_Entries supplied_

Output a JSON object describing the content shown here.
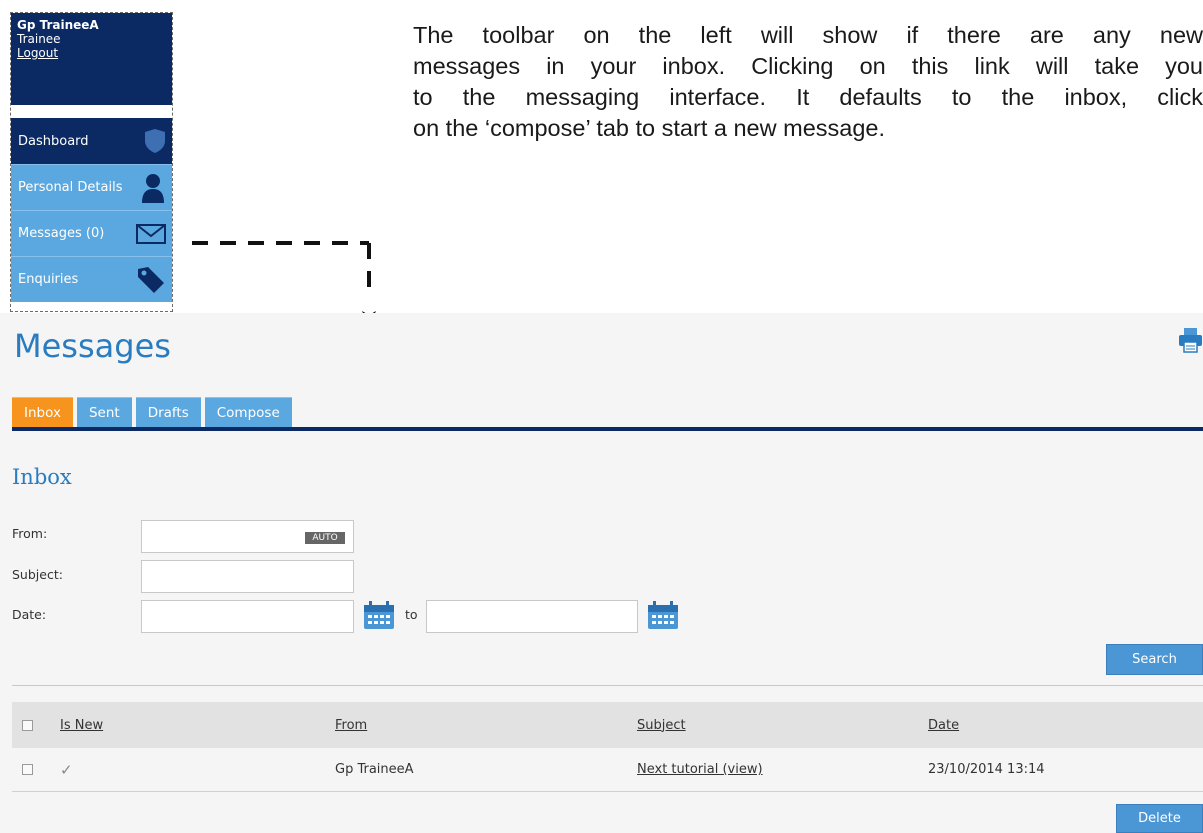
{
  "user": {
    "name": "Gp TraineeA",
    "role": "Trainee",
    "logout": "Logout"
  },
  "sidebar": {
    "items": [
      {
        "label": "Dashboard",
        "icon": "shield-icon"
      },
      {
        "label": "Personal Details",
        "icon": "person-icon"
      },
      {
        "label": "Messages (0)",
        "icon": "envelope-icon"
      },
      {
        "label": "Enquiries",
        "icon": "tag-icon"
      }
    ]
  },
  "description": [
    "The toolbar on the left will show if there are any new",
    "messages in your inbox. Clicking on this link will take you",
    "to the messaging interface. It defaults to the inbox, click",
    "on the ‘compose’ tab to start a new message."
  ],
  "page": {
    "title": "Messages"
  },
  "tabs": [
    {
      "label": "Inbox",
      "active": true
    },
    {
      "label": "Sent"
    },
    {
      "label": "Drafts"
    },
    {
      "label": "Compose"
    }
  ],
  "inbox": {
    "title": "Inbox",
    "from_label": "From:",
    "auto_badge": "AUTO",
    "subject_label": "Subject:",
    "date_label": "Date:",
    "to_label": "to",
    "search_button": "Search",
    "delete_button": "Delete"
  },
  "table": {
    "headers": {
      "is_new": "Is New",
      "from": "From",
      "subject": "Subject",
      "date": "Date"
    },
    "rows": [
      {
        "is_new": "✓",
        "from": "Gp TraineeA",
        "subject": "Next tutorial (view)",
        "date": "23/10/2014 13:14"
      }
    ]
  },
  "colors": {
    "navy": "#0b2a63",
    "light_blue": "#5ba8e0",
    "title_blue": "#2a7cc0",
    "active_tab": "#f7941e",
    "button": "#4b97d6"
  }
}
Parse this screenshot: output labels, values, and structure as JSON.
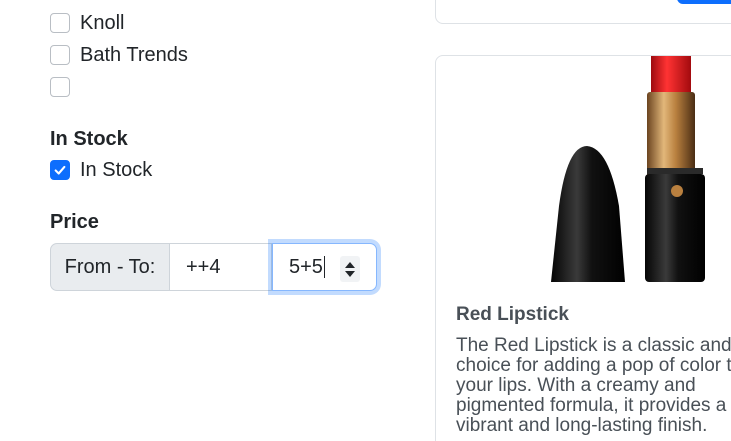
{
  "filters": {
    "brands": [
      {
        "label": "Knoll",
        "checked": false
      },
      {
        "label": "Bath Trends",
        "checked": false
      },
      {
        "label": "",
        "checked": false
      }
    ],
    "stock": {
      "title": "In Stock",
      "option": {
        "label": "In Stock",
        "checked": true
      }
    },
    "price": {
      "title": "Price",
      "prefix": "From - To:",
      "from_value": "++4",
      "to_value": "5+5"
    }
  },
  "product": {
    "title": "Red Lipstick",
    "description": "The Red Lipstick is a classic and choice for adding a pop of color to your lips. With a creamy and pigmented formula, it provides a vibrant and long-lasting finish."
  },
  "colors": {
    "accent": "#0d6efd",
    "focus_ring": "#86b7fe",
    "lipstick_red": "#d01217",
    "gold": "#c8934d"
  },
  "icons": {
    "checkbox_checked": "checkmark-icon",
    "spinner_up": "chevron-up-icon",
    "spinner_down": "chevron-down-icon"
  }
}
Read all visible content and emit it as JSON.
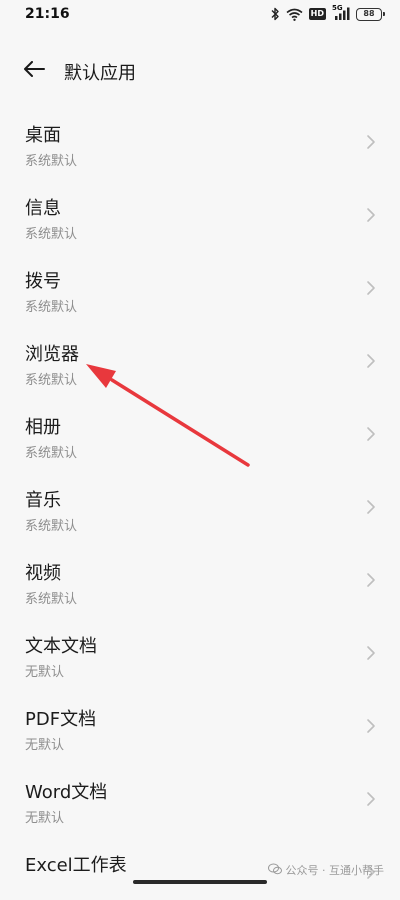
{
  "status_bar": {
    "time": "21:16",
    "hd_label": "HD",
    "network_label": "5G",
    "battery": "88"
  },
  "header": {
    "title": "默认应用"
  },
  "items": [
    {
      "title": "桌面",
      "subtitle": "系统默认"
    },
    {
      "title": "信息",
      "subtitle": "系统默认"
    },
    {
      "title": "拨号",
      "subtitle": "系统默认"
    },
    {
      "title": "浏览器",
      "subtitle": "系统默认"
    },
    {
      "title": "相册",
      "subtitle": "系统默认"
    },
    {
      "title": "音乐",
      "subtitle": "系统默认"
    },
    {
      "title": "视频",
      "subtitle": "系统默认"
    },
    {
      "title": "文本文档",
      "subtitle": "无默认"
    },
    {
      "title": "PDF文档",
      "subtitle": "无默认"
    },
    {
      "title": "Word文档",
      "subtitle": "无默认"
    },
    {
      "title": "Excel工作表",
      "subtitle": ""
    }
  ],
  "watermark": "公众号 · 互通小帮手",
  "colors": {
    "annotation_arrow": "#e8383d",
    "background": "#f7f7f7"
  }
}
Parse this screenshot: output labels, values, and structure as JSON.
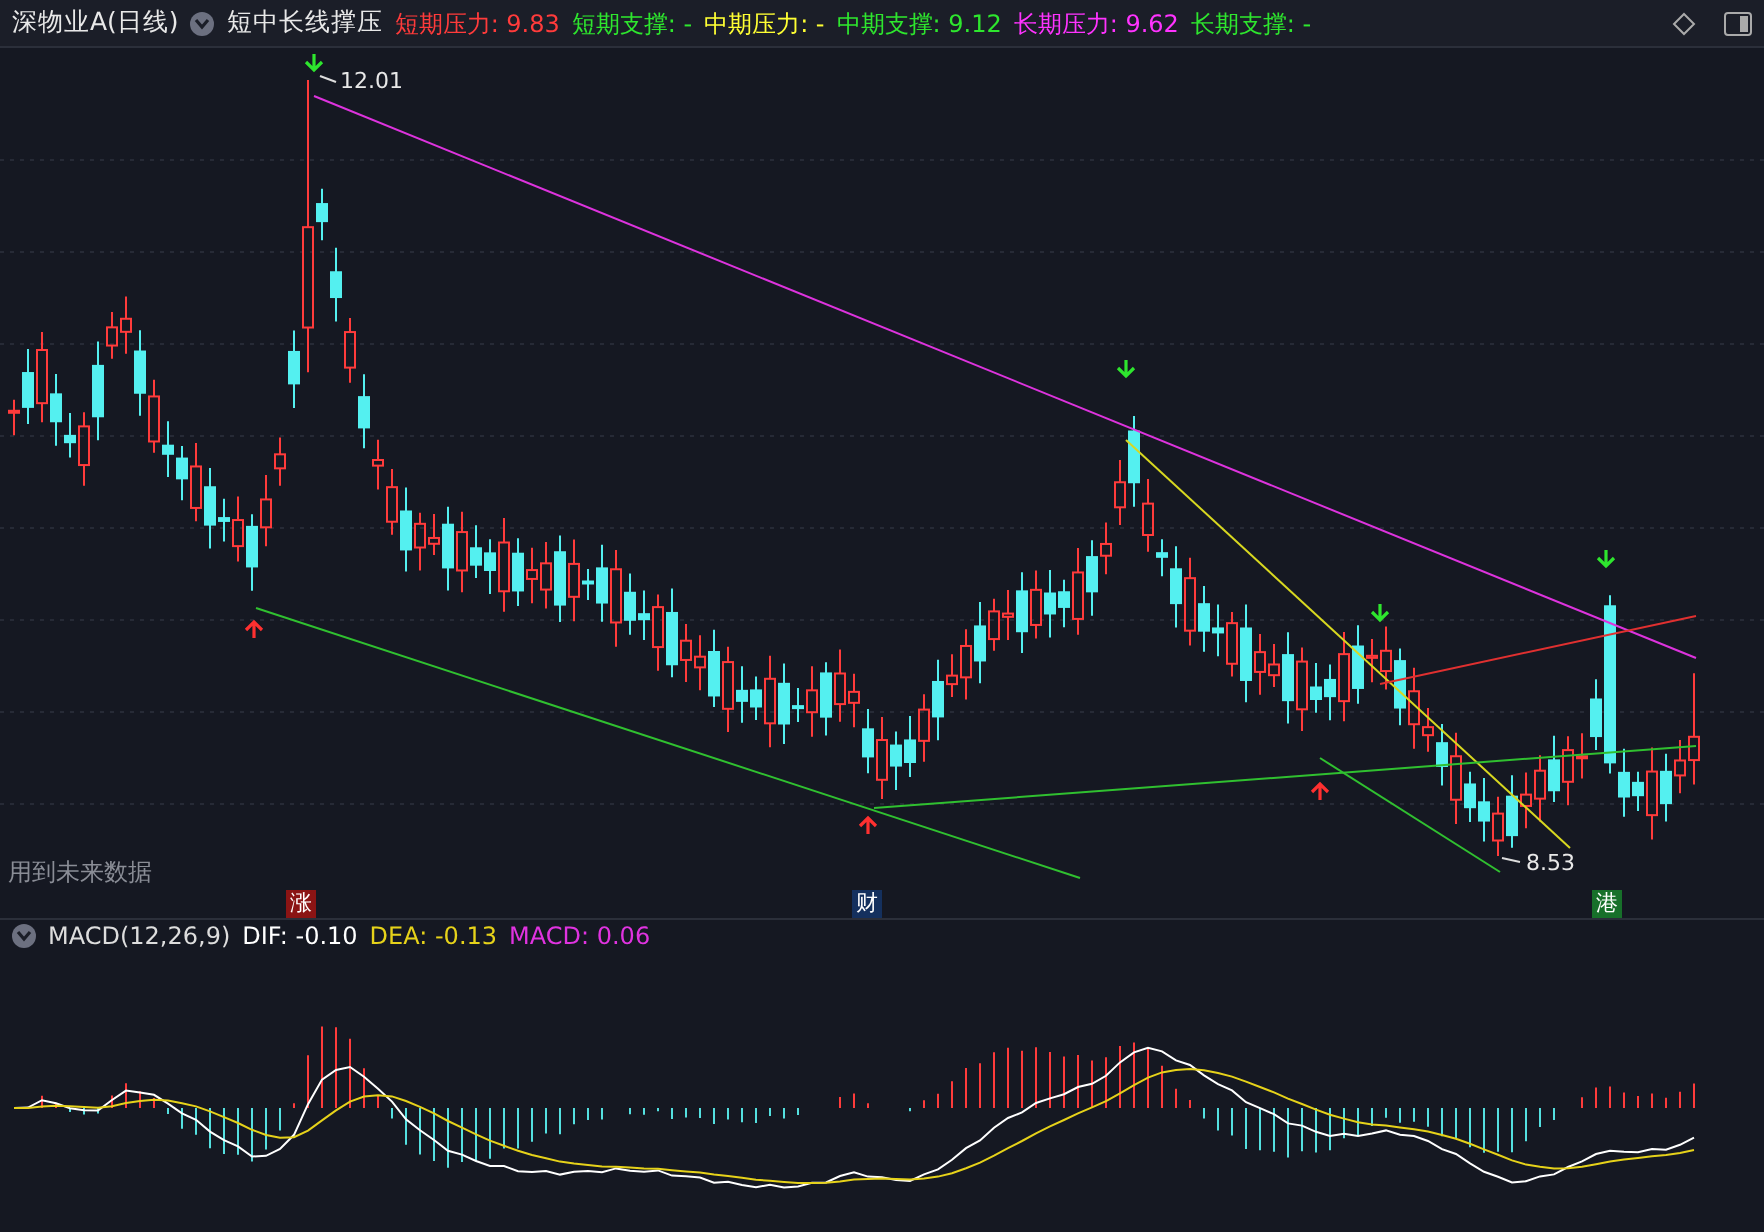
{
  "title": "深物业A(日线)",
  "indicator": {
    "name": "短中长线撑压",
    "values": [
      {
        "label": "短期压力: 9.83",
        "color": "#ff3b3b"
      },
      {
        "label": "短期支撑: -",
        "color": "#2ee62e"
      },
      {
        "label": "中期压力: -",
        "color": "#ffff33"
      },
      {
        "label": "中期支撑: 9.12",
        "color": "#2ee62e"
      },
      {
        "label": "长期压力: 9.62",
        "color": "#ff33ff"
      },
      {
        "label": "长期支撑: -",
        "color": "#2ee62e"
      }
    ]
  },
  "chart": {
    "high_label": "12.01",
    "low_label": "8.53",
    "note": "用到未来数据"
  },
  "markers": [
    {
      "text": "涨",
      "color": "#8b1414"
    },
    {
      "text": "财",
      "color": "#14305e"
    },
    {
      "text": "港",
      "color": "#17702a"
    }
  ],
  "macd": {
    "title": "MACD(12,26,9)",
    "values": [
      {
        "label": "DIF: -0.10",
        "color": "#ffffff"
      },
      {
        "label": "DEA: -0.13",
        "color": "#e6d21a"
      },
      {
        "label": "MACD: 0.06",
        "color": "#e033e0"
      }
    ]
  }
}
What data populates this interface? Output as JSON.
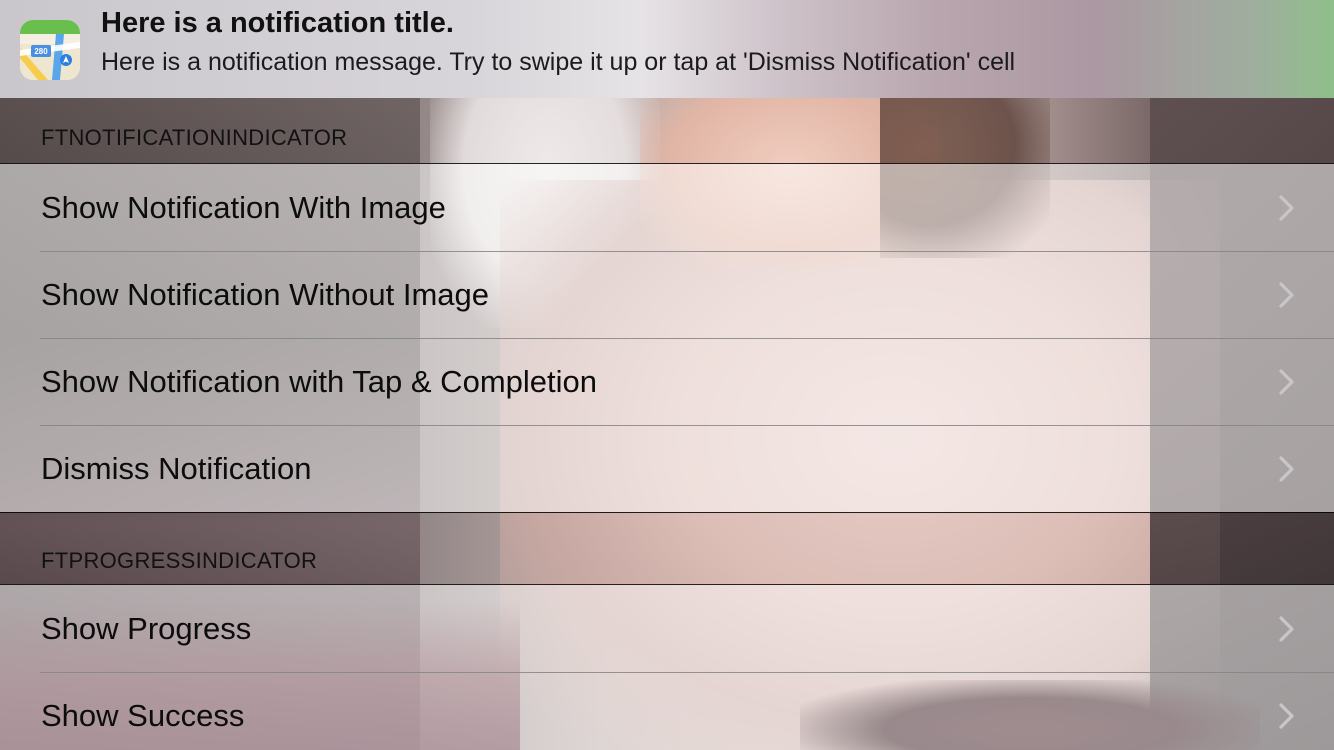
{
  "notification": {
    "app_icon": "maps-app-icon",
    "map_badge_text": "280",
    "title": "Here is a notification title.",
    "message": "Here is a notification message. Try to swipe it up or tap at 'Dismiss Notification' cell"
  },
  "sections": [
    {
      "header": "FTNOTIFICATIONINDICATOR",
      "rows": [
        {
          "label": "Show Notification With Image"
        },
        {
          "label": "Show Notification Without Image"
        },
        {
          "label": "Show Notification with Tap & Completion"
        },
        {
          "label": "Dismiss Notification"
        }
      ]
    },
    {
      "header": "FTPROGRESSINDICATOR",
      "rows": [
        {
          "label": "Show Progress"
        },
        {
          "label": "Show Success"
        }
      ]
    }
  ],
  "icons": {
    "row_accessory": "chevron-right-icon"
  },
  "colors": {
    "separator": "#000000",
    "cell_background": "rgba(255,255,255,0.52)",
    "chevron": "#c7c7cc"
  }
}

_What the task requires_
Go through the records and copy each line with "JSON" in it.

_Solution for this task_
Output a JSON object describing the content shown here.
Parse this screenshot: output labels, values, and structure as JSON.
Read all visible content and emit it as JSON.
Parse this screenshot: output labels, values, and structure as JSON.
What data populates this interface? Output as JSON.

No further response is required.